- Data in this exercise
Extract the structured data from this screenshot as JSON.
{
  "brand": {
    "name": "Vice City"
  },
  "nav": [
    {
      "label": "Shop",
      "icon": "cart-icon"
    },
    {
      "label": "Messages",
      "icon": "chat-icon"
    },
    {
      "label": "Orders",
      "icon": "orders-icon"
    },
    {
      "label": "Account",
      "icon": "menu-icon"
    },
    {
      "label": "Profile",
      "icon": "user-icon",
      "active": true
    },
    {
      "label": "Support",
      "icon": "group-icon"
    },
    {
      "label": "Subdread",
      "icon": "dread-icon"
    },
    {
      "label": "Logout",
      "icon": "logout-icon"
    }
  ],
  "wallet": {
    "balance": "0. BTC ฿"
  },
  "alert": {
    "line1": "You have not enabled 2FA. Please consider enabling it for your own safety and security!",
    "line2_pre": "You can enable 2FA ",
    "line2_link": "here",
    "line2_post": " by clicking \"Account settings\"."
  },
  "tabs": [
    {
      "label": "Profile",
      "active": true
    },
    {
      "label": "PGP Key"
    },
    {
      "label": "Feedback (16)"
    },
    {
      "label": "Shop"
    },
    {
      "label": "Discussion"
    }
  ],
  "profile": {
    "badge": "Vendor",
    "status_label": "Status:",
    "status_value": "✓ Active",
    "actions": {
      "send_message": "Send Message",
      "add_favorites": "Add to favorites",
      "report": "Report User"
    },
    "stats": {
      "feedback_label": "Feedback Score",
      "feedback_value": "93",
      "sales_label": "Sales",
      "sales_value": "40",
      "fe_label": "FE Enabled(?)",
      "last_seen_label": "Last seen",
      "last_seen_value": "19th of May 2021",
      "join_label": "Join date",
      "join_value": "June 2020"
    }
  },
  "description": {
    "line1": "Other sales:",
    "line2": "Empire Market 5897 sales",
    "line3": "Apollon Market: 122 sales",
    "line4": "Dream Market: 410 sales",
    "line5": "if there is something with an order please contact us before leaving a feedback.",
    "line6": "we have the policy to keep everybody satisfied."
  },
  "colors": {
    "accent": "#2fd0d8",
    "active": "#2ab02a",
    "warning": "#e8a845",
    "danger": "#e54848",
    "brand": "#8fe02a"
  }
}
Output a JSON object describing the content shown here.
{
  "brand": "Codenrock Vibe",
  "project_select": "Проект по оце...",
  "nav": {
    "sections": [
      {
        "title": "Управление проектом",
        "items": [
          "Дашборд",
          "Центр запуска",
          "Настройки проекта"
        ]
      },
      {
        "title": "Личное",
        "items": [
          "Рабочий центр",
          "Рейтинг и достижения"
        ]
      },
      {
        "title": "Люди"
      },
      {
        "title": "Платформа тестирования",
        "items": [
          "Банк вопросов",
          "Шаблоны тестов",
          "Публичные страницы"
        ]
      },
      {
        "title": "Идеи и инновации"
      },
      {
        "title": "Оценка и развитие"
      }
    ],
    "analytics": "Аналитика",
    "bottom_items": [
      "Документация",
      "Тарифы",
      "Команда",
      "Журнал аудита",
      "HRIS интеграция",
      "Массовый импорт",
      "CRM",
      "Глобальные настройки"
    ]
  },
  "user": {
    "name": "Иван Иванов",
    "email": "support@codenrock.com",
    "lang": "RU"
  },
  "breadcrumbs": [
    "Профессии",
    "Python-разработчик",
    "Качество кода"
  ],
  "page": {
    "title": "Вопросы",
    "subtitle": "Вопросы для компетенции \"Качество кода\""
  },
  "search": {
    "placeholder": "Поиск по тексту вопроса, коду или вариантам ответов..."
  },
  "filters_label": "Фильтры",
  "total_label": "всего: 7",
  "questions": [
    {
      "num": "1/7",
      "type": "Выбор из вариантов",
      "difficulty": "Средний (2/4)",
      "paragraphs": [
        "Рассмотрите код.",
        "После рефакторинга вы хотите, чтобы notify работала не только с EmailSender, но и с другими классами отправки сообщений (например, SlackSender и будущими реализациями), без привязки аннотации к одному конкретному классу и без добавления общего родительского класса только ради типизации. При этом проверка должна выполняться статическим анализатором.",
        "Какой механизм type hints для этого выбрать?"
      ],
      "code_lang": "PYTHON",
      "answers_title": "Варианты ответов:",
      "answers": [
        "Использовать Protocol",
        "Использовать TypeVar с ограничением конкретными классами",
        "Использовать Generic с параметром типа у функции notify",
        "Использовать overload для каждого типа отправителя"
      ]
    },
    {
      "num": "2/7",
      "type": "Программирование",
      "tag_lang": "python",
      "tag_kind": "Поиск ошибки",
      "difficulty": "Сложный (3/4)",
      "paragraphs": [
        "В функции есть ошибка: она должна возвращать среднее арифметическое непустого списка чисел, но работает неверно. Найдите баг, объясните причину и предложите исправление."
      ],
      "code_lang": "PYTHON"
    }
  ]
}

- Task goal
Repeat the lines above exactly.

- Result below
Extract the structured data from this screenshot as JSON.
{
  "brand": {
    "name": "Vice City"
  },
  "nav": [
    {
      "label": "Shop",
      "icon": "cart-icon"
    },
    {
      "label": "Messages",
      "icon": "chat-icon"
    },
    {
      "label": "Orders",
      "icon": "orders-icon"
    },
    {
      "label": "Account",
      "icon": "menu-icon"
    },
    {
      "label": "Profile",
      "icon": "user-icon",
      "active": true
    },
    {
      "label": "Support",
      "icon": "group-icon"
    },
    {
      "label": "Subdread",
      "icon": "dread-icon"
    },
    {
      "label": "Logout",
      "icon": "logout-icon"
    }
  ],
  "wallet": {
    "balance": "0. BTC ฿"
  },
  "alert": {
    "line1": "You have not enabled 2FA. Please consider enabling it for your own safety and security!",
    "line2_pre": "You can enable 2FA ",
    "line2_link": "here",
    "line2_post": " by clicking \"Account settings\"."
  },
  "tabs": [
    {
      "label": "Profile",
      "active": true
    },
    {
      "label": "PGP Key"
    },
    {
      "label": "Feedback (16)"
    },
    {
      "label": "Shop"
    },
    {
      "label": "Discussion"
    }
  ],
  "profile": {
    "badge": "Vendor",
    "status_label": "Status:",
    "status_value": "✓ Active",
    "actions": {
      "send_message": "Send Message",
      "add_favorites": "Add to favorites",
      "report": "Report User"
    },
    "stats": {
      "feedback_label": "Feedback Score",
      "feedback_value": "93",
      "sales_label": "Sales",
      "sales_value": "40",
      "fe_label": "FE Enabled(?)",
      "last_seen_label": "Last seen",
      "last_seen_value": "19th of May 2021",
      "join_label": "Join date",
      "join_value": "June 2020"
    }
  },
  "description": {
    "line1": "Other sales:",
    "line2": "Empire Market 5897 sales",
    "line3": "Apollon Market: 122 sales",
    "line4": "Dream Market: 410 sales",
    "line5": "if there is something with an order please contact us before leaving a feedback.",
    "line6": "we have the policy to keep everybody satisfied."
  },
  "colors": {
    "accent": "#2fd0d8",
    "active": "#2ab02a",
    "warning": "#e8a845",
    "danger": "#e54848",
    "brand": "#8fe02a"
  }
}
Output a JSON object describing the content shown here.
{
  "brand": "Codenrock Vibe",
  "project_select": "Проект по оце...",
  "nav": {
    "sections": [
      {
        "title": "Управление проектом",
        "items": [
          "Дашборд",
          "Центр запуска",
          "Настройки проекта"
        ]
      },
      {
        "title": "Личное",
        "items": [
          "Рабочий центр",
          "Рейтинг и достижения"
        ]
      },
      {
        "title": "Люди"
      },
      {
        "title": "Платформа тестирования",
        "items": [
          "Банк вопросов",
          "Шаблоны тестов",
          "Публичные страницы"
        ]
      },
      {
        "title": "Идеи и инновации"
      },
      {
        "title": "Оценка и развитие"
      }
    ],
    "analytics": "Аналитика",
    "bottom_items": [
      "Документация",
      "Тарифы",
      "Команда",
      "Журнал аудита",
      "HRIS интеграция",
      "Массовый импорт",
      "CRM",
      "Глобальные настройки"
    ]
  },
  "user": {
    "name": "Иван Иванов",
    "email": "support@codenrock.com",
    "lang": "RU"
  },
  "breadcrumbs": [
    "Профессии",
    "Python-разработчик",
    "Качество кода"
  ],
  "page": {
    "title": "Вопросы",
    "subtitle": "Вопросы для компетенции \"Качество кода\""
  },
  "search": {
    "placeholder": "Поиск по тексту вопроса, коду или вариантам ответов..."
  },
  "filters_label": "Фильтры",
  "total_label": "всего: 7",
  "questions": [
    {
      "num": "1/7",
      "type": "Выбор из вариантов",
      "difficulty": "Средний (2/4)",
      "paragraphs": [
        "Рассмотрите код.",
        "После рефакторинга вы хотите, чтобы notify работала не только с EmailSender, но и с другими классами отправки сообщений (например, SlackSender и будущими реализациями), без привязки аннотации к одному конкретному классу и без добавления общего родительского класса только ради типизации. При этом проверка должна выполняться статическим анализатором.",
        "Какой механизм type hints для этого выбрать?"
      ],
      "code_lang": "PYTHON",
      "answers_title": "Варианты ответов:",
      "answers": [
        "Использовать Protocol",
        "Использовать TypeVar с ограничением конкретными классами",
        "Использовать Generic с параметром типа у функции notify",
        "Использовать overload для каждого типа отправителя"
      ]
    },
    {
      "num": "2/7",
      "type": "Программирование",
      "tag_lang": "python",
      "tag_kind": "Поиск ошибки",
      "difficulty": "Сложный (3/4)",
      "paragraphs": [
        "В функции есть ошибка: она должна возвращать среднее арифметическое непустого списка чисел, но работает неверно. Найдите баг, объясните причину и предложите исправление."
      ],
      "code_lang": "PYTHON"
    }
  ]
}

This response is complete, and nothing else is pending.